Extracted data entries
+-------+
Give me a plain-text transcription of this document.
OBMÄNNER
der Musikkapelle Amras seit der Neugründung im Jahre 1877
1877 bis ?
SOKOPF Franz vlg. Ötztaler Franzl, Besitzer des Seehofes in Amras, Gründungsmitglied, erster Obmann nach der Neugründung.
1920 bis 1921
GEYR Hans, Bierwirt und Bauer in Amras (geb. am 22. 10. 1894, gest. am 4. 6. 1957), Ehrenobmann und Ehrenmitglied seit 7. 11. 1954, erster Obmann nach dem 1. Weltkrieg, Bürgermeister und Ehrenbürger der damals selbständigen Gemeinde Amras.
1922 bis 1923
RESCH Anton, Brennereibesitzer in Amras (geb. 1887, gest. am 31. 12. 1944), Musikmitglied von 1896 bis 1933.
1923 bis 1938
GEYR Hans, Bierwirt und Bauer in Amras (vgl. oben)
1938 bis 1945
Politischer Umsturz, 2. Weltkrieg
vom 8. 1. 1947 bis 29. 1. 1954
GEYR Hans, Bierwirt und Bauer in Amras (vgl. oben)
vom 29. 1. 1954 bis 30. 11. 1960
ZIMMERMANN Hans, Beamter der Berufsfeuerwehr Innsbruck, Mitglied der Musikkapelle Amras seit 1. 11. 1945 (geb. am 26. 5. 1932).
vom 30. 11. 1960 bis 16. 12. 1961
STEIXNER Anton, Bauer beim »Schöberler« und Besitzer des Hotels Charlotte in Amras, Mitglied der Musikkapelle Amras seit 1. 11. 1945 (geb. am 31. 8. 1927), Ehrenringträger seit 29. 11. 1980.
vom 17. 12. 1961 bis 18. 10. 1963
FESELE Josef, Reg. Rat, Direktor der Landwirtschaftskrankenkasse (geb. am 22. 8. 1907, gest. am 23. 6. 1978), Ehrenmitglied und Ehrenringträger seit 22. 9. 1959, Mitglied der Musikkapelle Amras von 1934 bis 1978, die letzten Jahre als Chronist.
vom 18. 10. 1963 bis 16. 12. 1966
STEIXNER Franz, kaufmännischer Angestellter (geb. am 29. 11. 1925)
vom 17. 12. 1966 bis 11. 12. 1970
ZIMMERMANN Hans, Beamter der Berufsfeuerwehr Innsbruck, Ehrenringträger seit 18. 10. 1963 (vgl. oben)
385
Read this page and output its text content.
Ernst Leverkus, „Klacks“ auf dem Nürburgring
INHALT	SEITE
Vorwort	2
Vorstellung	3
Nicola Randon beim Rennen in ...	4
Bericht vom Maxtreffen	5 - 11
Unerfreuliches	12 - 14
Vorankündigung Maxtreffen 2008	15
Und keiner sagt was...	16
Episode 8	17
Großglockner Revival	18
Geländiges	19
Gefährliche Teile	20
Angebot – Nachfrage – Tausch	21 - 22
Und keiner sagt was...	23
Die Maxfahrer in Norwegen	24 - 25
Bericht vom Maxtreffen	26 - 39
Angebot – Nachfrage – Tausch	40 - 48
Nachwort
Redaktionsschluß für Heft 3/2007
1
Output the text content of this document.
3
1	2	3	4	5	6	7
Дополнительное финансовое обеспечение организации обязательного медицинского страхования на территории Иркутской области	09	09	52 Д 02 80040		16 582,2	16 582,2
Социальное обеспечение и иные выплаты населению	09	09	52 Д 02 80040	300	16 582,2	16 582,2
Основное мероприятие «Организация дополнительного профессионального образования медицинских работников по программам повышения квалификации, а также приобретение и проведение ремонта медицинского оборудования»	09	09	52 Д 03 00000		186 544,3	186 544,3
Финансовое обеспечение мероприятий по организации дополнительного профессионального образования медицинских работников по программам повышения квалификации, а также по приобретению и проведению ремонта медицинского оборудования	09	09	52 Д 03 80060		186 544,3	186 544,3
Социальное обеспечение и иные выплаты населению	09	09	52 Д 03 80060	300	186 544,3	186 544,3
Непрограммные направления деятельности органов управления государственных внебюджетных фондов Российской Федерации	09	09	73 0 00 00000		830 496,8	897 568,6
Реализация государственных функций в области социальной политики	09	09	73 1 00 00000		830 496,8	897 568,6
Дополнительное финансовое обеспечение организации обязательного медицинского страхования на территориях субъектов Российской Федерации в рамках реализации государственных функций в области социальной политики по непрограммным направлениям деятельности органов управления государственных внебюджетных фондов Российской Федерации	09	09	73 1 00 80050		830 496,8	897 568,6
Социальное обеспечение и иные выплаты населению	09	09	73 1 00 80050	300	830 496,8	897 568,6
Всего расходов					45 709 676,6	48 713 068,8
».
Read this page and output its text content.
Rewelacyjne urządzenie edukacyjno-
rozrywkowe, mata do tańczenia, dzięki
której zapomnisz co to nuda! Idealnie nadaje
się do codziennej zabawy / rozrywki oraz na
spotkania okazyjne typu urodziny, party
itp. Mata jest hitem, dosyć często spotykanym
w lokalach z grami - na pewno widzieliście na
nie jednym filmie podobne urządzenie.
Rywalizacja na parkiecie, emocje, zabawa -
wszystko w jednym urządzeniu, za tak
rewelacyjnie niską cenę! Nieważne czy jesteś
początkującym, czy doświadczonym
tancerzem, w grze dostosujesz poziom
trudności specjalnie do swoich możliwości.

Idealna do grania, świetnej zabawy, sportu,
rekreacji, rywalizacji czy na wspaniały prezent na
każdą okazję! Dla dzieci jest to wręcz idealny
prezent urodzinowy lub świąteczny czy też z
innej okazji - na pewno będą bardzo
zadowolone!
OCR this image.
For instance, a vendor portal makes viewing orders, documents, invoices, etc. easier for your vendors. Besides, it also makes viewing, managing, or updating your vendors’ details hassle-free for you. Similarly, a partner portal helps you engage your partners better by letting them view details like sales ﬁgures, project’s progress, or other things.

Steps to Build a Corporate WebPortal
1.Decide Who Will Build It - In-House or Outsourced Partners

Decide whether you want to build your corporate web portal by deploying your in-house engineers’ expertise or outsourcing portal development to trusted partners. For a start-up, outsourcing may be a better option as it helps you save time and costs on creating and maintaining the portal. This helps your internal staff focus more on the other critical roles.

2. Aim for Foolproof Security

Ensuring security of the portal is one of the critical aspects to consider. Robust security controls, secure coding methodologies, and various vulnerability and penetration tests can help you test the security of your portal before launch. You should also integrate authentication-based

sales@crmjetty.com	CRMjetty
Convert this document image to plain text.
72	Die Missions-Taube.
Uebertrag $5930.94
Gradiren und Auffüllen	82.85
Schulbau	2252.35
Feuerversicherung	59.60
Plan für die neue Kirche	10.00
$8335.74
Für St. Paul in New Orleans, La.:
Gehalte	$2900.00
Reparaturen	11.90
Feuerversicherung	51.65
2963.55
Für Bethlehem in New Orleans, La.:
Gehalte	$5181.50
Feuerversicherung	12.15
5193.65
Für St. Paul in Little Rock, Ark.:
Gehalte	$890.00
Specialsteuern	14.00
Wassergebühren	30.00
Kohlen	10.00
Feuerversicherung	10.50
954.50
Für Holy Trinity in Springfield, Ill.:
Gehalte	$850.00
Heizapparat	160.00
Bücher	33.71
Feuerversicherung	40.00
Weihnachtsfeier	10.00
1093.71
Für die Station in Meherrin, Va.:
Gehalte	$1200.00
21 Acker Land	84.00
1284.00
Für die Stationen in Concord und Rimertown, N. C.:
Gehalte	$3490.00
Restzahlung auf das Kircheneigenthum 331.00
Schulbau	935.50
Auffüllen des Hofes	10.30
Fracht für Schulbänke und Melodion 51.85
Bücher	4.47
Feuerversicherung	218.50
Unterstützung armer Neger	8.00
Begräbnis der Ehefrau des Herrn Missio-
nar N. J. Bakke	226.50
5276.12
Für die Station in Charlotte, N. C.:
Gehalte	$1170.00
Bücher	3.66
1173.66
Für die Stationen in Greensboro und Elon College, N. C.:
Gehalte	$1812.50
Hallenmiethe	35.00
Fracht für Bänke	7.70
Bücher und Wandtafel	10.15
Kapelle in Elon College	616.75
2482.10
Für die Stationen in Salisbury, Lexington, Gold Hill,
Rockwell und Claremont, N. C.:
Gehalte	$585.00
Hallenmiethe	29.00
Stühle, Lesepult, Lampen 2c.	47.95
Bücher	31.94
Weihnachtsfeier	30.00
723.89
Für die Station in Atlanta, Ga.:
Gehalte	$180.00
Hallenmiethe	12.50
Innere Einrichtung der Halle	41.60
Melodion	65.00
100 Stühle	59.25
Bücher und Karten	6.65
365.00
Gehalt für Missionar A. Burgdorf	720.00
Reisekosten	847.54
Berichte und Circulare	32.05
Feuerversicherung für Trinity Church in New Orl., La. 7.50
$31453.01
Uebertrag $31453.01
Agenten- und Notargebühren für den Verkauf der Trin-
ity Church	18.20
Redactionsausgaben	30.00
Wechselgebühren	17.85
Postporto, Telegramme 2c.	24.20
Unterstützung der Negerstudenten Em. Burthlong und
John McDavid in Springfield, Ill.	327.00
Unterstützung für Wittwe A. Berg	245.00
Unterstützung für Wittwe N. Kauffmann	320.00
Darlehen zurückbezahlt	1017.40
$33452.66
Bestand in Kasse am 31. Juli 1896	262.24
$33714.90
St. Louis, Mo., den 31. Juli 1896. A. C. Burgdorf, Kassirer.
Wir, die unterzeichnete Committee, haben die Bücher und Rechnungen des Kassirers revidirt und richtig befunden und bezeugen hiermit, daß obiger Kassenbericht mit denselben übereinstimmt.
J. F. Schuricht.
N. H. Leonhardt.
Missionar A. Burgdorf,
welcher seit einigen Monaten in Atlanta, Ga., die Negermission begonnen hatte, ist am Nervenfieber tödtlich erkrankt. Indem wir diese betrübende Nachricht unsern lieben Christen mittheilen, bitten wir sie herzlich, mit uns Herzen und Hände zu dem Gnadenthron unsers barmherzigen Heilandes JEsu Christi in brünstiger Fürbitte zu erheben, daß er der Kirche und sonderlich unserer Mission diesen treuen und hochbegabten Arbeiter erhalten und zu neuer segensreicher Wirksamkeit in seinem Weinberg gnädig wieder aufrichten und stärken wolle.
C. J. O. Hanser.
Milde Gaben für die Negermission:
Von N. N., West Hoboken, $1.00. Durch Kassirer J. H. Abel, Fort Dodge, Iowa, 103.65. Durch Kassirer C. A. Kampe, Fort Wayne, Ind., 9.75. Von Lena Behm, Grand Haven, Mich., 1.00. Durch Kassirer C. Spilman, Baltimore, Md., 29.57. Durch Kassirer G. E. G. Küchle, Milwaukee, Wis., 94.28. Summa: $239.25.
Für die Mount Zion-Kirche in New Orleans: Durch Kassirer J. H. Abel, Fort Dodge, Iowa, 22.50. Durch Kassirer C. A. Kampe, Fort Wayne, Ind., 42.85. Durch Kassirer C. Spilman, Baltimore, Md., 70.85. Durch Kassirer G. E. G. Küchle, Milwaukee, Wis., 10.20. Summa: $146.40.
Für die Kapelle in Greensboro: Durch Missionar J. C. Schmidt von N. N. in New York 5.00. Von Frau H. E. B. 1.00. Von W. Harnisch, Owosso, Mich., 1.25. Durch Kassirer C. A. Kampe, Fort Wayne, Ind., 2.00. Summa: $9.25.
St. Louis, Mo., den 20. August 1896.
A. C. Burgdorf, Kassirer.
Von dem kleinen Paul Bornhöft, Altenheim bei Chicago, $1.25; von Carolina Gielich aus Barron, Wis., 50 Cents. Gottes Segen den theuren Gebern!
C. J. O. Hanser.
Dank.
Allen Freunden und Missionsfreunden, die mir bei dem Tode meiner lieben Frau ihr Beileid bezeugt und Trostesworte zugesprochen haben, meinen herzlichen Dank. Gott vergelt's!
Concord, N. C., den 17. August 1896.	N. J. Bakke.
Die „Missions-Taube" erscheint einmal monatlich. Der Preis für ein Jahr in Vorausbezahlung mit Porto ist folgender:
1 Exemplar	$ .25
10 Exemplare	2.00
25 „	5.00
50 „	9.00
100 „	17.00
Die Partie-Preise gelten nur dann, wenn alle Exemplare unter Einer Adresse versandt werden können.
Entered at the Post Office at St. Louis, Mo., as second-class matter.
+-------+
SHORT TASK
Extract each line holding the word "Louis" from the records.

FINAL ANSWER
St. Louis, Mo., den 31. Juli 1896. A. C. Burgdorf, Kassirer.
St. Louis, Mo., den 20. August 1896.
Entered at the Post Office at St. Louis, Mo., as second-class matter.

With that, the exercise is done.